### TEXT PASSAGE:
-- -- --
The government of South Korea has decided to update its Virtual Asset Users Protection Act to protect investors from market crimes
The government of South Korea has decided to update its Virtual Asset Users Protection Act to protect investors from market crimes. South Korea’s financial regulator, the Financial Services Commission, has announced a new law that prohibits the use of ‘undisclosed important information’ about crypto, market manipulation and illegal trading.
The new law includes several criminal punishment measures and fines applicable for violations, such as fixed-term imprisonment of more than one year or an acceptable fine of three to five times the number of illegal profits. Moreover, according to the FSC, criminals who make more than KRW 5 billion (USD 3.8 million) from illegal crypto trading schemes could face actual life sentences. The Virtual Asset User Protection Act is expected to come into force on 19 July 2024 following a bill enactment on 18 July 2023.
-- -- --
### DATA SHOWN:
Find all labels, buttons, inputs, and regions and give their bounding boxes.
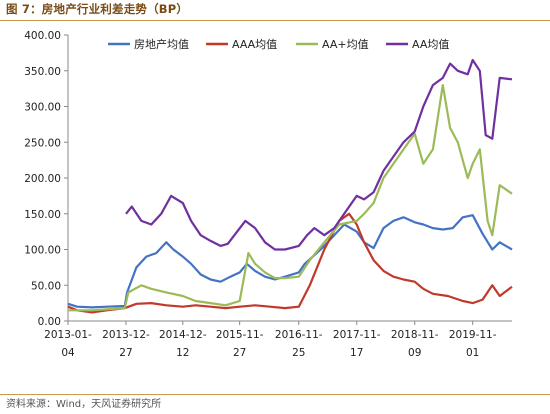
-- -- --
### JOB A:
Please write out everything in the passage on South Korea's crypto law from "The new law" down to "18 July 2023.".
### JOB B:
Continue the passage on South Korea's crypto law, starting after its last sentence.
The material has no connection to the passage on South Korea's crypto law.

### EXPECTED ANSWER A:
The new law includes several criminal punishment measures and fines applicable for violations, such as fixed-term imprisonment of more than one year or an acceptable fine of three to five times the number of illegal profits. Moreover, according to the FSC, criminals who make more than KRW 5 billion (USD 3.8 million) from illegal crypto trading schemes could face actual life sentences. The Virtual Asset User Protection Act is expected to come into force on 19 July 2024 following a bill enactment on 18 July 2023.

### EXPECTED ANSWER B:
Representatives from the FSC highlighted that the law also mentions and reinforces the FSC’s authority to supervise and inspect virtual asset business operators and to investigate and take action on unfair trading practices. The FSC also brought up its ability to supervise whether virtual asset business operators comply with the Virtual Asset User Protection Act and inspect their business and status. The origins of this law The Virtual Asset Users Protection Act was passed by lawmakers in South Korea in June 2023 as a response to what happened to Terraform Labs and its South Korean founder, Do Kwon.
According to cointelegraph.com, Kwon is currently facing extradition to the United States, rather than South Korea, where he faces eight charges, including commodities fraud, securities fraud, wire fraud and conspiracy to defraud and engage in market manipulation. In essence, the Virtual Asset Users Protection Act aims to combat illicit market acts, such as using undisclosed information for crypto investments, manipulating market prices and engaging in fraudulent transactions. TheBlock.co reveals that the act also requires cryptocurrency service providers to safeguard over 80% of deposits in cold storage to protect user funds and enrol in insurance programmes for potential user compensation in the event of security breaches.
The law is part of South Korea’s two-part legislation that aims to establish a regulatory framework for the crypto industry. The second half of the regulation focuses on standardising crypto token issuance and information disclosure for investors. .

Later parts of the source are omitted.